> **Input records**
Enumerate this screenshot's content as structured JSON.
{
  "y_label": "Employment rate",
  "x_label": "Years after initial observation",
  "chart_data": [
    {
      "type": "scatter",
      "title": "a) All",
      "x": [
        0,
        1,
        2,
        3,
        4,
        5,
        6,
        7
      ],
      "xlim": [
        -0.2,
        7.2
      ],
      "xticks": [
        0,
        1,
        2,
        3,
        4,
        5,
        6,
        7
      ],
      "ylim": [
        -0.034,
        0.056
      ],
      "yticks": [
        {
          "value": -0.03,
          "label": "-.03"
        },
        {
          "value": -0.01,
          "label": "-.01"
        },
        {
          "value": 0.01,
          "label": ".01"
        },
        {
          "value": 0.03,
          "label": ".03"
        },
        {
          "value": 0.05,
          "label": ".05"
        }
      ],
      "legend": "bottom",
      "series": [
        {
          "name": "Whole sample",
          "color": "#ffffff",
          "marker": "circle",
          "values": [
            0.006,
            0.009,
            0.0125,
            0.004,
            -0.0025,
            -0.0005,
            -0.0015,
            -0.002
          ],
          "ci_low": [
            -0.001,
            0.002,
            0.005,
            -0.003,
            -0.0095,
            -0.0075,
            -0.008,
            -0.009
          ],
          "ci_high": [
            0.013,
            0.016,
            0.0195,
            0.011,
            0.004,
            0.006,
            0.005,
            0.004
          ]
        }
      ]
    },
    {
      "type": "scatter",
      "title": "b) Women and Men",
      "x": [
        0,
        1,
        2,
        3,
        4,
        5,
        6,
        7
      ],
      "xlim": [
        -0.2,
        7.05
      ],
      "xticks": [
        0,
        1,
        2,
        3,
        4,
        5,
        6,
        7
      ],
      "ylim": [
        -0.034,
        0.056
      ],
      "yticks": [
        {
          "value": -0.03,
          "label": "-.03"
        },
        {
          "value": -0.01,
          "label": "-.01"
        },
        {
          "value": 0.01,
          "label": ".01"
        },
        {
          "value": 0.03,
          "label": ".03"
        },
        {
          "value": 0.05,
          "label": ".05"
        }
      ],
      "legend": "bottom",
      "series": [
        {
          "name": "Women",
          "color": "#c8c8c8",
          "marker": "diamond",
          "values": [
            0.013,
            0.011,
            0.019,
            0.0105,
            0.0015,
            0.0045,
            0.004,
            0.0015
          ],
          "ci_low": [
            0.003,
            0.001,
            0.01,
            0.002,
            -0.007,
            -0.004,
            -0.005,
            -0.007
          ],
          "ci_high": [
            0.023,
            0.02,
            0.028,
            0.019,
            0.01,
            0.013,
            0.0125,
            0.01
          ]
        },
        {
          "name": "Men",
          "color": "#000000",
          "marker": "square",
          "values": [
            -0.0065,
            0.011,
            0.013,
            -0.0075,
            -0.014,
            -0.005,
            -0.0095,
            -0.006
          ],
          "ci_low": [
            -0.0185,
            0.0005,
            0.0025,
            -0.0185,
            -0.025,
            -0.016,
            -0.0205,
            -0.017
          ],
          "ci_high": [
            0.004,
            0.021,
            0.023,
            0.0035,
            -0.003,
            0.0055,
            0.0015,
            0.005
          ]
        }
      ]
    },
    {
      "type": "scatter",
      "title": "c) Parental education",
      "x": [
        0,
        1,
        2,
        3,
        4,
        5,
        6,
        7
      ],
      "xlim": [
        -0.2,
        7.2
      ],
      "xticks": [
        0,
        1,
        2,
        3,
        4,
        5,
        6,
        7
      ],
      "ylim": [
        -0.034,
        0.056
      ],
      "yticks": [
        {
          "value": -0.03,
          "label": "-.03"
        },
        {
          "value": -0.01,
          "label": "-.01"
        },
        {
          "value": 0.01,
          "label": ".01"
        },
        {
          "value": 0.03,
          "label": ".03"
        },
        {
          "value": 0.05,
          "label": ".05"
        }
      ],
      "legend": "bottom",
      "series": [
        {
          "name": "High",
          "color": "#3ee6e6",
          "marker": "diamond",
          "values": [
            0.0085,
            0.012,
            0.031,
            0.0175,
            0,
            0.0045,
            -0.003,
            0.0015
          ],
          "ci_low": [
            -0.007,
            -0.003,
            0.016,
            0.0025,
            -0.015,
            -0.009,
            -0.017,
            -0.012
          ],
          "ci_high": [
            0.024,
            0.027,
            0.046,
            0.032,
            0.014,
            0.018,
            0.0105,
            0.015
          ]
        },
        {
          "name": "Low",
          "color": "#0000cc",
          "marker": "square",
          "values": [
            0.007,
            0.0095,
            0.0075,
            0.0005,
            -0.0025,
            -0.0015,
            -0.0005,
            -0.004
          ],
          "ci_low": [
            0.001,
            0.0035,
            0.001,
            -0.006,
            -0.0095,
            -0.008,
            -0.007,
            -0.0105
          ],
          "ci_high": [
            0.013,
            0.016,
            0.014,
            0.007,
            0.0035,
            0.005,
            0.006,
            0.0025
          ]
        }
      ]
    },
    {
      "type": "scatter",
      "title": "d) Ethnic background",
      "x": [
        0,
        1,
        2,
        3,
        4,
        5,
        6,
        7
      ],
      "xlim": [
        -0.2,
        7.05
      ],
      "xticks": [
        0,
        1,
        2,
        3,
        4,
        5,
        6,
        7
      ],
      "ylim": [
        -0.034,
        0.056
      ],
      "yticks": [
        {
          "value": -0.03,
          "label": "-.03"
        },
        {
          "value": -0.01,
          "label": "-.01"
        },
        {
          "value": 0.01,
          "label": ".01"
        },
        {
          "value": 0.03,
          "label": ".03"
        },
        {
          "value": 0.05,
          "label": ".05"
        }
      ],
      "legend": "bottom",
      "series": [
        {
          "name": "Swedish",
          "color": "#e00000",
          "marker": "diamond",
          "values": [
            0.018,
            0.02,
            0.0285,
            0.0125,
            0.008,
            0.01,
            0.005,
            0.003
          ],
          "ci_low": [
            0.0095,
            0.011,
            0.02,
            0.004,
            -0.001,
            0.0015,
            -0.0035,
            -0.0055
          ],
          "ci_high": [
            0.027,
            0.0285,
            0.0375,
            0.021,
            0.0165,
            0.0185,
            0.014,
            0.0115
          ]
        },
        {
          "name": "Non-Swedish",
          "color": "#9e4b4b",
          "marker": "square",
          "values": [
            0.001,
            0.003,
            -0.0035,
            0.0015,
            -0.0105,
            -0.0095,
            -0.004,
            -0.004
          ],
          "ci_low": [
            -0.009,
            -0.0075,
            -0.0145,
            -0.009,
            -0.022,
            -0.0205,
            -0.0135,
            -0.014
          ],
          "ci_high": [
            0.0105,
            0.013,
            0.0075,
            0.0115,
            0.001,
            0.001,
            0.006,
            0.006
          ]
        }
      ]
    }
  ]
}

> **Work to complete**
Give the count of lines in the records that contain "color", and no other text.

> **In response**
7